What is asked: Locate the string "image" in the listing below. Copy every line where it is found.

(A block of data)

■ ■ ■ ■ ■ ■ ■

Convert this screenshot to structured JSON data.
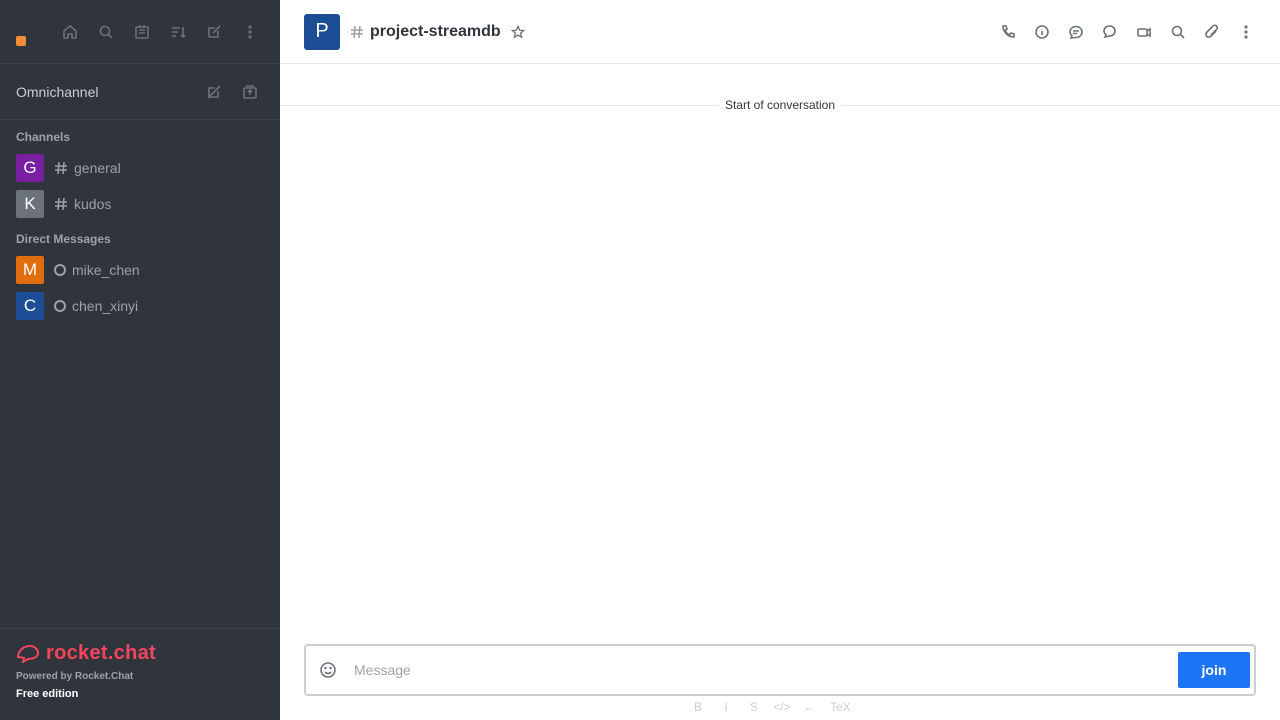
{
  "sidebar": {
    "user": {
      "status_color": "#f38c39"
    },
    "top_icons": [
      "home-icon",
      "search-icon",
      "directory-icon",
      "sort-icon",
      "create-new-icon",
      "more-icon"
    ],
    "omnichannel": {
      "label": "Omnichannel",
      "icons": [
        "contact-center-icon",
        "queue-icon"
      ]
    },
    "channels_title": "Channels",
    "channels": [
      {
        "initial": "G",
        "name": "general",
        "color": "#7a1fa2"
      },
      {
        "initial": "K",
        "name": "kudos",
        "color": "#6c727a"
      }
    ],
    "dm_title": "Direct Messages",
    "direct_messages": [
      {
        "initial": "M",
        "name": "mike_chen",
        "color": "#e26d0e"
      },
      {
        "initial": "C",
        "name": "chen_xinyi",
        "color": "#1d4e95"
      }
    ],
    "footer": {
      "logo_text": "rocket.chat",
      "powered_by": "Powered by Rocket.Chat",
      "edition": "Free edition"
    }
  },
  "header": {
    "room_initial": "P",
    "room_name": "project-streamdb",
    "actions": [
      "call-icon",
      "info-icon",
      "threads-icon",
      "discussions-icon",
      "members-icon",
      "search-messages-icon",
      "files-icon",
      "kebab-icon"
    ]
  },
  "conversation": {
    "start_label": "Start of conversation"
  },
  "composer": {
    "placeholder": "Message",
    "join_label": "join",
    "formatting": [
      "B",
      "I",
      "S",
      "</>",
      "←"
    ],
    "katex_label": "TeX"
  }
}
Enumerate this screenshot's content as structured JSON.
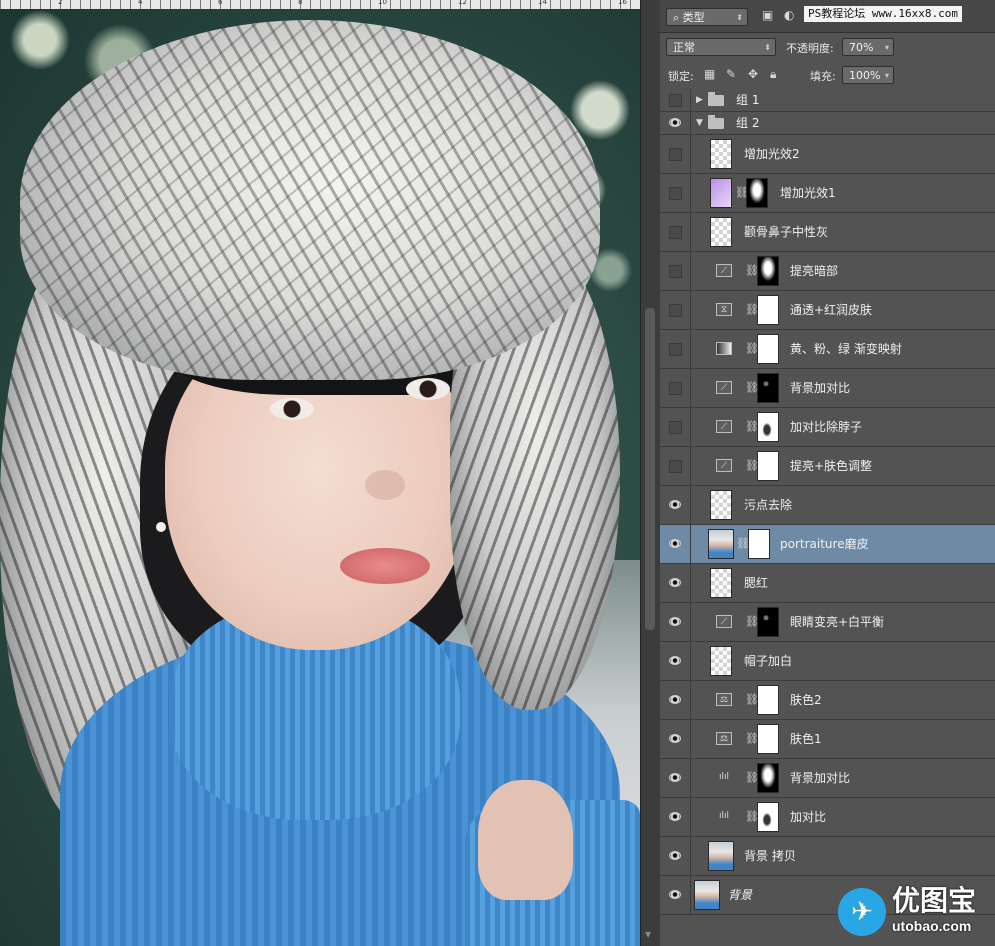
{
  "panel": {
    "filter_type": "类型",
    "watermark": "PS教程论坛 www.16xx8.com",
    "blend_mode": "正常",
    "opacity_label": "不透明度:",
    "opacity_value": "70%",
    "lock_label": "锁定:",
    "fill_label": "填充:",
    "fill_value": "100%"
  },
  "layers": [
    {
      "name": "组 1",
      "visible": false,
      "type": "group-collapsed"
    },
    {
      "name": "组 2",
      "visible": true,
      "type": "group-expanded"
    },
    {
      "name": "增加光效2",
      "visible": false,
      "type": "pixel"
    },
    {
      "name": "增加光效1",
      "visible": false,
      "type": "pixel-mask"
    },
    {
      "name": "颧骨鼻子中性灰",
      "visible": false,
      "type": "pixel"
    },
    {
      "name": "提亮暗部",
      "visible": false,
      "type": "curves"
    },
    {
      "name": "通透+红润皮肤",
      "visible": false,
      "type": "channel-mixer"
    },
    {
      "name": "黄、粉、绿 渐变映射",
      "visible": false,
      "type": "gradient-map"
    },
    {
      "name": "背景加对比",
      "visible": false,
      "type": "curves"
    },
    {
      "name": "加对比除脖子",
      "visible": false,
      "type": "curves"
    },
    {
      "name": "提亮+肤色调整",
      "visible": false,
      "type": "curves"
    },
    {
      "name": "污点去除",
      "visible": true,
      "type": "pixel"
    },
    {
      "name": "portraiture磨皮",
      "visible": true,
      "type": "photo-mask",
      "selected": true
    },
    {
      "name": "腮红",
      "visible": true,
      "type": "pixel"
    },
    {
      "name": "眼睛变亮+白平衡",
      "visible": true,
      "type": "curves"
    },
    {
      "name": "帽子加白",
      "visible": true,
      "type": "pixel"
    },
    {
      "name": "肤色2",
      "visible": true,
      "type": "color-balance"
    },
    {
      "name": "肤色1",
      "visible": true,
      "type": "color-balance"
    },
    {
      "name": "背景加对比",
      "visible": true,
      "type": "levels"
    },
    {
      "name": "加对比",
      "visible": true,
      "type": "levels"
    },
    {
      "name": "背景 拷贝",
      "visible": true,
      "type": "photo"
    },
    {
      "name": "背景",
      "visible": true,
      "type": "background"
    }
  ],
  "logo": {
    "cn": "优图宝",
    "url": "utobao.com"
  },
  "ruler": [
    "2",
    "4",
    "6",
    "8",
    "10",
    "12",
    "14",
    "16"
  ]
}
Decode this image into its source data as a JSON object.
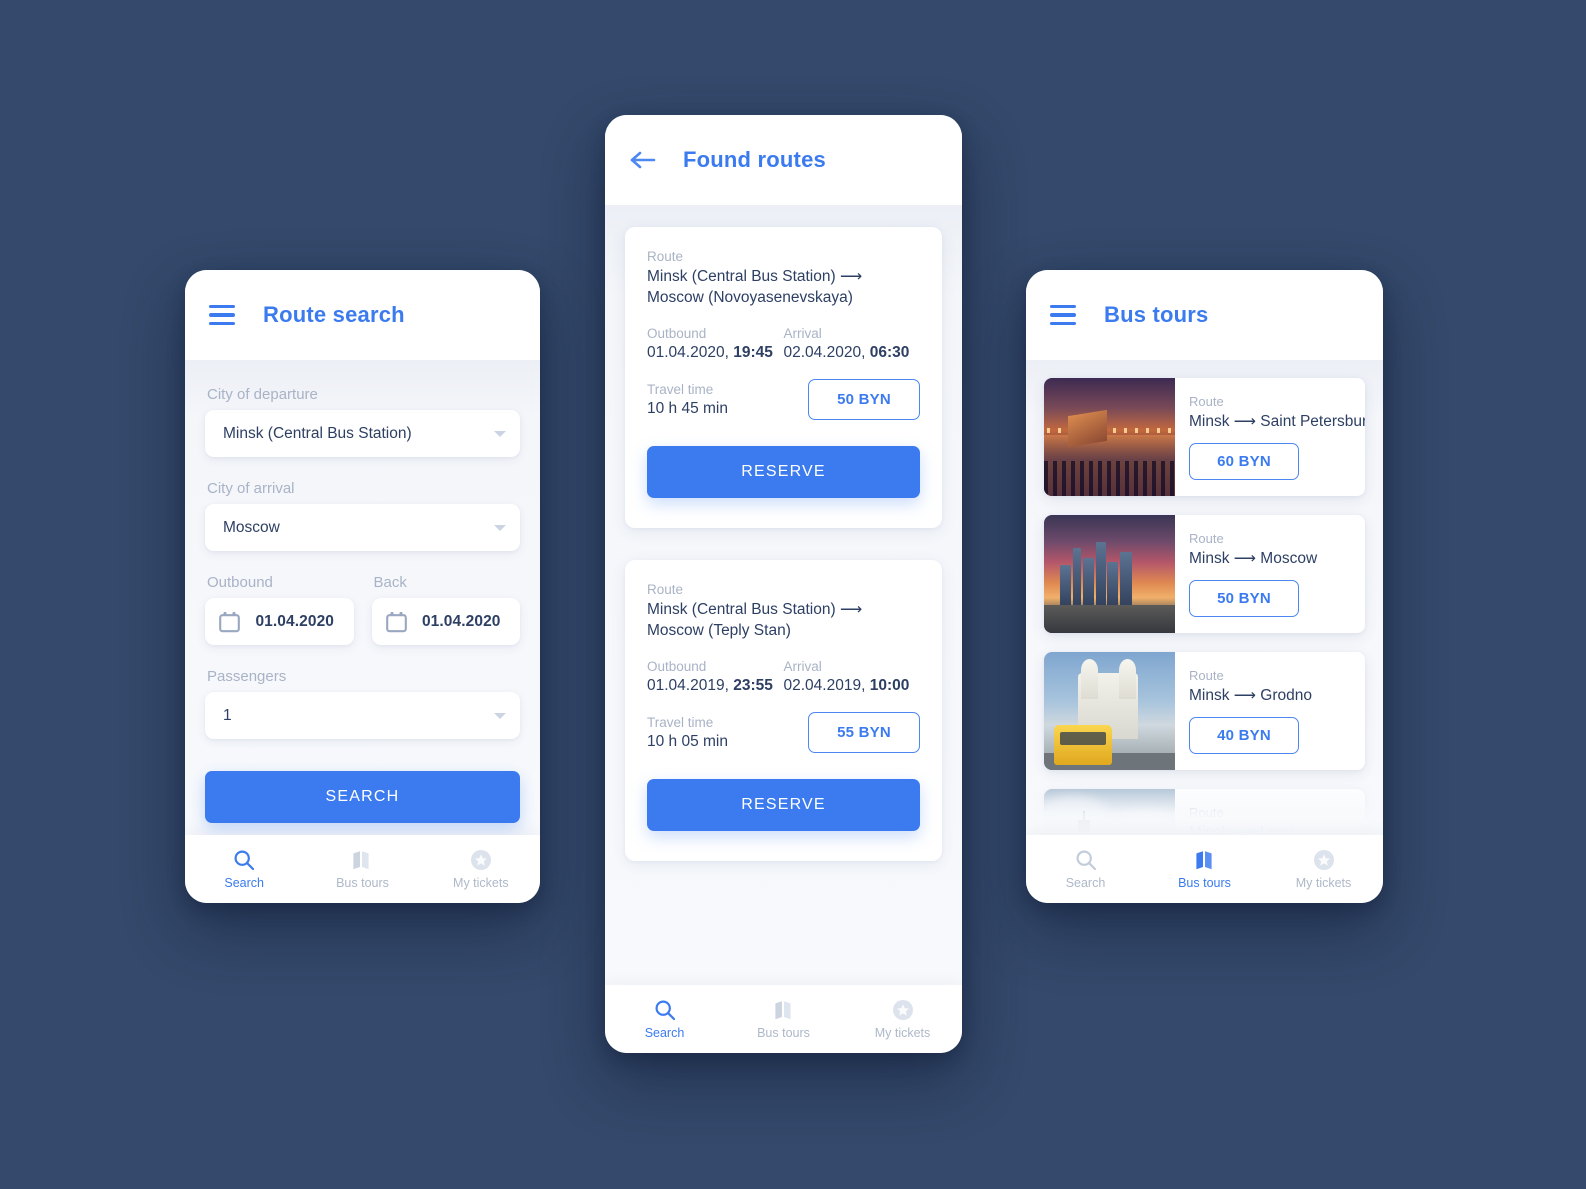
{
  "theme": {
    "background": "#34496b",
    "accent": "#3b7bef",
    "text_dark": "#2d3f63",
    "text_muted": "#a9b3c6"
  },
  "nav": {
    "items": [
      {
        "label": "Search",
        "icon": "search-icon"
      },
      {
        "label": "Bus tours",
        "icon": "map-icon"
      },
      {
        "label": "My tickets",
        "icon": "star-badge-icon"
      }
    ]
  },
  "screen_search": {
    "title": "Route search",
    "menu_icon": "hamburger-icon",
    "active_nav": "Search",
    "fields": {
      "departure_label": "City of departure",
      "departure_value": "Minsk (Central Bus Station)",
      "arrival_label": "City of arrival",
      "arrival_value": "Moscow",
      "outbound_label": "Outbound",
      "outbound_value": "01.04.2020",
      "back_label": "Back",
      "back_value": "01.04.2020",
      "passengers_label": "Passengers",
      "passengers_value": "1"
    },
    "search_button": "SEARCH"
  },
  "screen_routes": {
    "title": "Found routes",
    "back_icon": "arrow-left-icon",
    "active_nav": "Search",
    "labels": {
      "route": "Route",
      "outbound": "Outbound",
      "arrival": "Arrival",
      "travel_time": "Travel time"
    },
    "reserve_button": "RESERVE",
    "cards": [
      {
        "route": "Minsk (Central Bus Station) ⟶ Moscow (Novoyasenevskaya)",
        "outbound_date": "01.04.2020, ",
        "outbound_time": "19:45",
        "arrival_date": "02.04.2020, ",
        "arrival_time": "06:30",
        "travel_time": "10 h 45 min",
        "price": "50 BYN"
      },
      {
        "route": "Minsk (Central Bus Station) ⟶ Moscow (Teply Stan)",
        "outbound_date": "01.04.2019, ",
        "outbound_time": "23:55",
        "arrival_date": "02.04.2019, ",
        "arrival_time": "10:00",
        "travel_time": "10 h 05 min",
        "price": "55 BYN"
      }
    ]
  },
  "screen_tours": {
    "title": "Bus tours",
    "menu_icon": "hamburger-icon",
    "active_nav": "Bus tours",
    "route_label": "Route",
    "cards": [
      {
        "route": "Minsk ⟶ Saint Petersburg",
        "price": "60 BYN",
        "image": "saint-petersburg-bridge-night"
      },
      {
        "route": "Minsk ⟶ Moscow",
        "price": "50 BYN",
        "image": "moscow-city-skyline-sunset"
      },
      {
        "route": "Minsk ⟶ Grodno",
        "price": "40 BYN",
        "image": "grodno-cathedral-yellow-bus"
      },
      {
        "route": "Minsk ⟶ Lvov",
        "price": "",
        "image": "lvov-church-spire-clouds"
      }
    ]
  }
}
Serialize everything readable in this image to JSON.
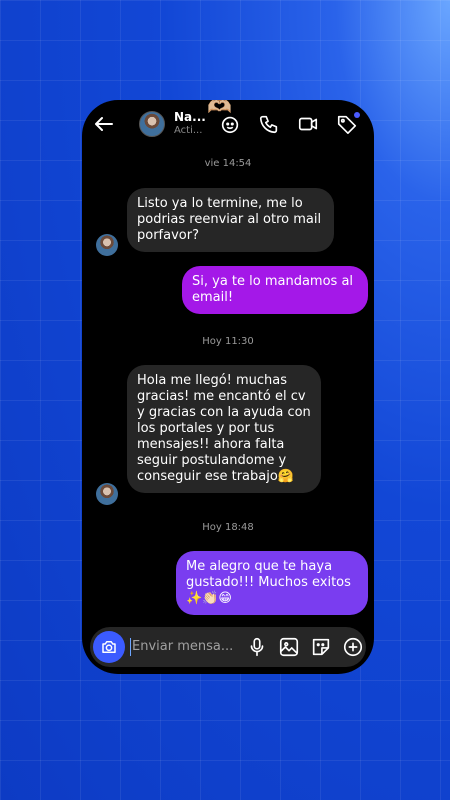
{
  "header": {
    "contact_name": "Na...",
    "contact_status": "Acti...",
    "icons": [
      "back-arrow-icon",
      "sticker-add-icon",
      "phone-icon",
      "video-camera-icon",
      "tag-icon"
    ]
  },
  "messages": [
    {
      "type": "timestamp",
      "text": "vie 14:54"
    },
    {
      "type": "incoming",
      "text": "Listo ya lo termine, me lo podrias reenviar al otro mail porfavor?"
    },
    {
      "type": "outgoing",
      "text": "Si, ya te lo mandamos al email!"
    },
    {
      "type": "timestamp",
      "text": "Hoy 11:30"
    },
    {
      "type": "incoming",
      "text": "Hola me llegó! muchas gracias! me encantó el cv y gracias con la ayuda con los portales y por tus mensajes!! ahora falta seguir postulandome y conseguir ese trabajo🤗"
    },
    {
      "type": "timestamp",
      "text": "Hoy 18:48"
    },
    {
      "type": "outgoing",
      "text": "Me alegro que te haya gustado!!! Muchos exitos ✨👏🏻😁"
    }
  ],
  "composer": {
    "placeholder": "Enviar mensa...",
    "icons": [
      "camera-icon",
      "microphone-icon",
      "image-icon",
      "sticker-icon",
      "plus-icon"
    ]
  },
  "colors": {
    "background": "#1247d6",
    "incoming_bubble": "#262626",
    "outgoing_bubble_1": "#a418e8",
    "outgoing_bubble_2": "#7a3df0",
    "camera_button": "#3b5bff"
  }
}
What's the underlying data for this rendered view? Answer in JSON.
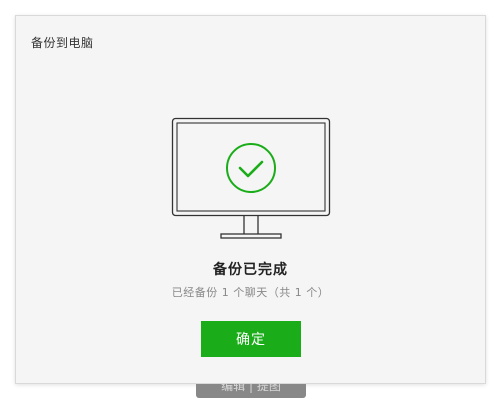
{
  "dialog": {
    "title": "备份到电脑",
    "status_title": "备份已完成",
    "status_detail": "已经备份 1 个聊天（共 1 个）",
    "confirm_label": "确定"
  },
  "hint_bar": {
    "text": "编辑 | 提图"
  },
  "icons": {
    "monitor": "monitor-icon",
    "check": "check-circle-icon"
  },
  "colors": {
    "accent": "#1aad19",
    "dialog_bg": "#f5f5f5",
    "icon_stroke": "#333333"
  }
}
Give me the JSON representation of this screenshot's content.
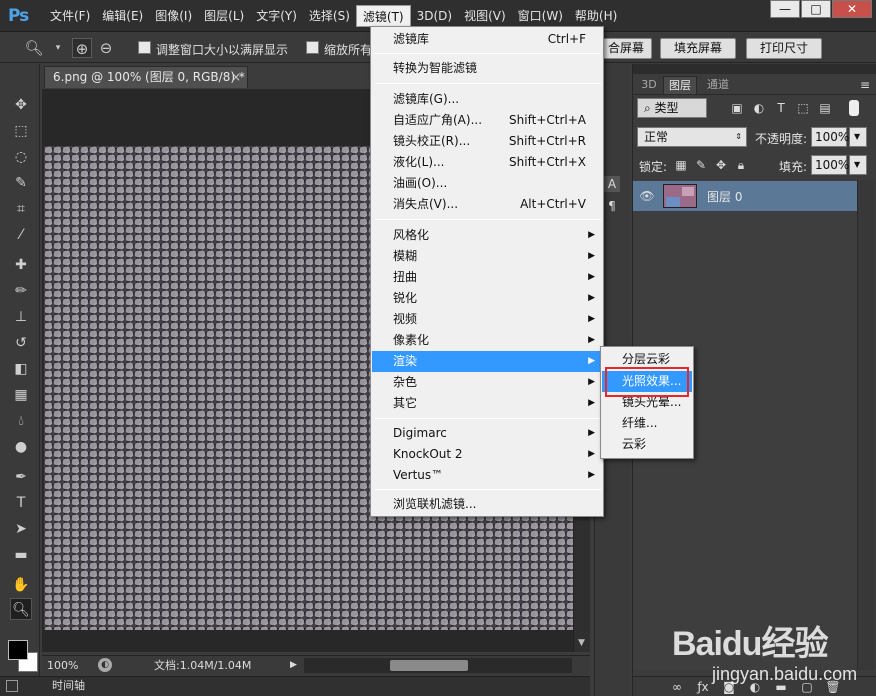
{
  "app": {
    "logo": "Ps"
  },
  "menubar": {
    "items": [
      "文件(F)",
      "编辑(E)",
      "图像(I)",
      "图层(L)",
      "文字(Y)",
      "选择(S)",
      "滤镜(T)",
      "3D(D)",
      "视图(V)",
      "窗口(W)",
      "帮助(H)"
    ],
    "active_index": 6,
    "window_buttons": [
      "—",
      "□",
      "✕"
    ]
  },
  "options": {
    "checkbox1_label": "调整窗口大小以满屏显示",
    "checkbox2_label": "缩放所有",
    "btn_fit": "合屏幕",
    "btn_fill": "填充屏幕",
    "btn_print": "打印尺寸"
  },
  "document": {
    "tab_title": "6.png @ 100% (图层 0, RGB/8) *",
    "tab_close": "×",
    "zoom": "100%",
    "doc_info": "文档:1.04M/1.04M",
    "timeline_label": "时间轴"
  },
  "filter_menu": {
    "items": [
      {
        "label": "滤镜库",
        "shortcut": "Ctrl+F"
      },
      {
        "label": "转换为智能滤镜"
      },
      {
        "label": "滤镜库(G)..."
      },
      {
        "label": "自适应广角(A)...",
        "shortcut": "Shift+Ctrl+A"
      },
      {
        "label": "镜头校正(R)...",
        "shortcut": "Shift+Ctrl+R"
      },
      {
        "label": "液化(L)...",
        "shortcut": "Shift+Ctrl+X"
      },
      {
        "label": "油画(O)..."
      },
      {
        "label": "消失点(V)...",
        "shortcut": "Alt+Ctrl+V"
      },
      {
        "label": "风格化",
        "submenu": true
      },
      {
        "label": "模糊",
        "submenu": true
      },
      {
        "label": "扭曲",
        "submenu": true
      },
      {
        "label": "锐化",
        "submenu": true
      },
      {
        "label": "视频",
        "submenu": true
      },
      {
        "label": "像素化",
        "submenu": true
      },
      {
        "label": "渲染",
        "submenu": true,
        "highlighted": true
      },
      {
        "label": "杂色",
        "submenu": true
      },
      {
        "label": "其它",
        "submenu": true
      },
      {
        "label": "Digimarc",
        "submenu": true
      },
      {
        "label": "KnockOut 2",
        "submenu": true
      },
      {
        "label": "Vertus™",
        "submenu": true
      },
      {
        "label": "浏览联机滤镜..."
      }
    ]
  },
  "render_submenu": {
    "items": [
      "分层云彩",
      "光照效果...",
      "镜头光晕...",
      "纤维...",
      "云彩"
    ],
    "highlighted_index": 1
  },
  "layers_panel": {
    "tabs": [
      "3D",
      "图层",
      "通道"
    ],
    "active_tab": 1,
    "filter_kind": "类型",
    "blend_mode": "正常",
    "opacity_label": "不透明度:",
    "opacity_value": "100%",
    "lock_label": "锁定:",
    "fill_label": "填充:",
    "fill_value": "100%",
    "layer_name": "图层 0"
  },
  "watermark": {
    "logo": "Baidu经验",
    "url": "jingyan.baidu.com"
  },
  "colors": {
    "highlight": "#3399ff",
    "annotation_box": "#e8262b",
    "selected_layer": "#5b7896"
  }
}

■ ■ ■ ■ ■ ■ ■

Result:
Decode this image into its source data as a JSON object.
        "image": "saint-petersburg-bridge-night"
        "image": "moscow-city-skyline-sunset"
        "image": "grodno-cathedral-yellow-bus"
        "image": "lvov-church-spire-clouds"
Serialize everything readable in this image to JSON.
      "image-icon",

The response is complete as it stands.